++++ Information shown ++++

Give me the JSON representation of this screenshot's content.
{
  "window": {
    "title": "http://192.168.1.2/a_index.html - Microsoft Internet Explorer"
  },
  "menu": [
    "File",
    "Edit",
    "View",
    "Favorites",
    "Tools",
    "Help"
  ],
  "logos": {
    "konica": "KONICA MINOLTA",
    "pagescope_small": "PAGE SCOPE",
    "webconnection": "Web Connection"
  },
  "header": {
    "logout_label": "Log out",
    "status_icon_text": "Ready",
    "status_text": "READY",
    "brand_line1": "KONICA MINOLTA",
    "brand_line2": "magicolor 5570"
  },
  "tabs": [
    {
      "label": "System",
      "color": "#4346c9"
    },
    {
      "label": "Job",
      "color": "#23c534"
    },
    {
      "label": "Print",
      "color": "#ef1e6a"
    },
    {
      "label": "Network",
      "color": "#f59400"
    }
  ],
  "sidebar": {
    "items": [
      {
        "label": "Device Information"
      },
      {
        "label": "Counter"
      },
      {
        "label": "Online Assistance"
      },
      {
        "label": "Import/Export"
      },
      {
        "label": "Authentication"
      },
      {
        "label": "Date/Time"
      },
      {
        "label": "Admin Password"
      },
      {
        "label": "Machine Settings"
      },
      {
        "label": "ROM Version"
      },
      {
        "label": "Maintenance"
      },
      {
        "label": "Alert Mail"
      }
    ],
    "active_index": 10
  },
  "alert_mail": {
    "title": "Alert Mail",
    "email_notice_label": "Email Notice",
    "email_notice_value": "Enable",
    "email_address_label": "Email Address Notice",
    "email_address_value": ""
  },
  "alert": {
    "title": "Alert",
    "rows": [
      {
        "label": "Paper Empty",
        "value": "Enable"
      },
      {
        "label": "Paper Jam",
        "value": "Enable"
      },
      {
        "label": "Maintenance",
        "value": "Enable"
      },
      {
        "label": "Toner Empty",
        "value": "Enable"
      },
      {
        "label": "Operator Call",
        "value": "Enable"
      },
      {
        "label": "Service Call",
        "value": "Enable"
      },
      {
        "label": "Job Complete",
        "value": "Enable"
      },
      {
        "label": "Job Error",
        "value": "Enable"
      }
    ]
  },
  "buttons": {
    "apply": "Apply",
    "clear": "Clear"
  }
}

++++

[Direction] Reproduce the material precisely, including every line.

[Solution to this problem]
Give me the JSON representation of this screenshot's content.
{
  "window": {
    "title": "http://192.168.1.2/a_index.html - Microsoft Internet Explorer"
  },
  "menu": [
    "File",
    "Edit",
    "View",
    "Favorites",
    "Tools",
    "Help"
  ],
  "logos": {
    "konica": "KONICA MINOLTA",
    "pagescope_small": "PAGE SCOPE",
    "webconnection": "Web Connection"
  },
  "header": {
    "logout_label": "Log out",
    "status_icon_text": "Ready",
    "status_text": "READY",
    "brand_line1": "KONICA MINOLTA",
    "brand_line2": "magicolor 5570"
  },
  "tabs": [
    {
      "label": "System",
      "color": "#4346c9"
    },
    {
      "label": "Job",
      "color": "#23c534"
    },
    {
      "label": "Print",
      "color": "#ef1e6a"
    },
    {
      "label": "Network",
      "color": "#f59400"
    }
  ],
  "sidebar": {
    "items": [
      {
        "label": "Device Information"
      },
      {
        "label": "Counter"
      },
      {
        "label": "Online Assistance"
      },
      {
        "label": "Import/Export"
      },
      {
        "label": "Authentication"
      },
      {
        "label": "Date/Time"
      },
      {
        "label": "Admin Password"
      },
      {
        "label": "Machine Settings"
      },
      {
        "label": "ROM Version"
      },
      {
        "label": "Maintenance"
      },
      {
        "label": "Alert Mail"
      }
    ],
    "active_index": 10
  },
  "alert_mail": {
    "title": "Alert Mail",
    "email_notice_label": "Email Notice",
    "email_notice_value": "Enable",
    "email_address_label": "Email Address Notice",
    "email_address_value": ""
  },
  "alert": {
    "title": "Alert",
    "rows": [
      {
        "label": "Paper Empty",
        "value": "Enable"
      },
      {
        "label": "Paper Jam",
        "value": "Enable"
      },
      {
        "label": "Maintenance",
        "value": "Enable"
      },
      {
        "label": "Toner Empty",
        "value": "Enable"
      },
      {
        "label": "Operator Call",
        "value": "Enable"
      },
      {
        "label": "Service Call",
        "value": "Enable"
      },
      {
        "label": "Job Complete",
        "value": "Enable"
      },
      {
        "label": "Job Error",
        "value": "Enable"
      }
    ]
  },
  "buttons": {
    "apply": "Apply",
    "clear": "Clear"
  }
}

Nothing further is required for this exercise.